# start of The input

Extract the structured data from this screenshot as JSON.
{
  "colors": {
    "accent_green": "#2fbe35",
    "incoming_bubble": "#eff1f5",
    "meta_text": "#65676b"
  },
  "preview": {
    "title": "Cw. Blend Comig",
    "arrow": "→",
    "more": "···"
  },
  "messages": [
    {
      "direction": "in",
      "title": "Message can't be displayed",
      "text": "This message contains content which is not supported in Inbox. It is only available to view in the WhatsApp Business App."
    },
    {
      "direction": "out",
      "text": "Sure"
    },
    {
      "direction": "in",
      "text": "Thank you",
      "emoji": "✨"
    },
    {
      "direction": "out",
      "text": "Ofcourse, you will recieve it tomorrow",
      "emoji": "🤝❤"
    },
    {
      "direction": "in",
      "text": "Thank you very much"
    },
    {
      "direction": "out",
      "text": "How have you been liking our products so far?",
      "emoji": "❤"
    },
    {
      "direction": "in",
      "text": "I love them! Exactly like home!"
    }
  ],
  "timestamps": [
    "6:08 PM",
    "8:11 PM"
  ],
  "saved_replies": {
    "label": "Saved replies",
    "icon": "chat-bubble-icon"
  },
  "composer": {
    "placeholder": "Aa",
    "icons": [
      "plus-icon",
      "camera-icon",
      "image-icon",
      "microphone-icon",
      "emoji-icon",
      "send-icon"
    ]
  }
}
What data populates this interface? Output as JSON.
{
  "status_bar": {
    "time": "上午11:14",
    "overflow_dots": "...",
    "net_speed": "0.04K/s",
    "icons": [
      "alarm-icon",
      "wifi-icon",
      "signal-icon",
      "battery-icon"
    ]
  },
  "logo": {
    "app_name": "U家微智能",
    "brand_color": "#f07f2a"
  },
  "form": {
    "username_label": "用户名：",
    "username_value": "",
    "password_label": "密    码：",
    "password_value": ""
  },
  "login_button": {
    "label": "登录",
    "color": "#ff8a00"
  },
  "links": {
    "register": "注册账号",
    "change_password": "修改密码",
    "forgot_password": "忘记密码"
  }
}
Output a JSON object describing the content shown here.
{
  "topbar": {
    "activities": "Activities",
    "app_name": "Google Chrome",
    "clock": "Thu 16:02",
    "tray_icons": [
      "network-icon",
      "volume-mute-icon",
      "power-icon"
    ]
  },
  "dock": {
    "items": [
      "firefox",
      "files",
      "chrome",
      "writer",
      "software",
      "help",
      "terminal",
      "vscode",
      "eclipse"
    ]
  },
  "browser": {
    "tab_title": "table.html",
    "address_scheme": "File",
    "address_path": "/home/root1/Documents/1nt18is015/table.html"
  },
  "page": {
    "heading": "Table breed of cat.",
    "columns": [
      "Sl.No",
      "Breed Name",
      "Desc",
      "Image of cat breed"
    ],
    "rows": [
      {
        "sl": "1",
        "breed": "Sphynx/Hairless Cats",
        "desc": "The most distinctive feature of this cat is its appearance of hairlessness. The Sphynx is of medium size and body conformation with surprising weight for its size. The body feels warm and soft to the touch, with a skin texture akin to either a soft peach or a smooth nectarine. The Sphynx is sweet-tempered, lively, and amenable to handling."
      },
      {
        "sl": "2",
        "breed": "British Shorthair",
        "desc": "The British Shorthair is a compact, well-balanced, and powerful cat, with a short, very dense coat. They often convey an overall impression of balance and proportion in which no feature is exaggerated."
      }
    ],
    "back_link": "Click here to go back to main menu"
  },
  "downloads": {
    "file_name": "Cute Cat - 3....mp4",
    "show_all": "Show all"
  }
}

# end of The input

Problem requirements ::
Search the data for "html". Copy every matching line.

Written response ::
    "tab_title": "table.html",
    "address_path": "/home/root1/Documents/1nt18is015/table.html"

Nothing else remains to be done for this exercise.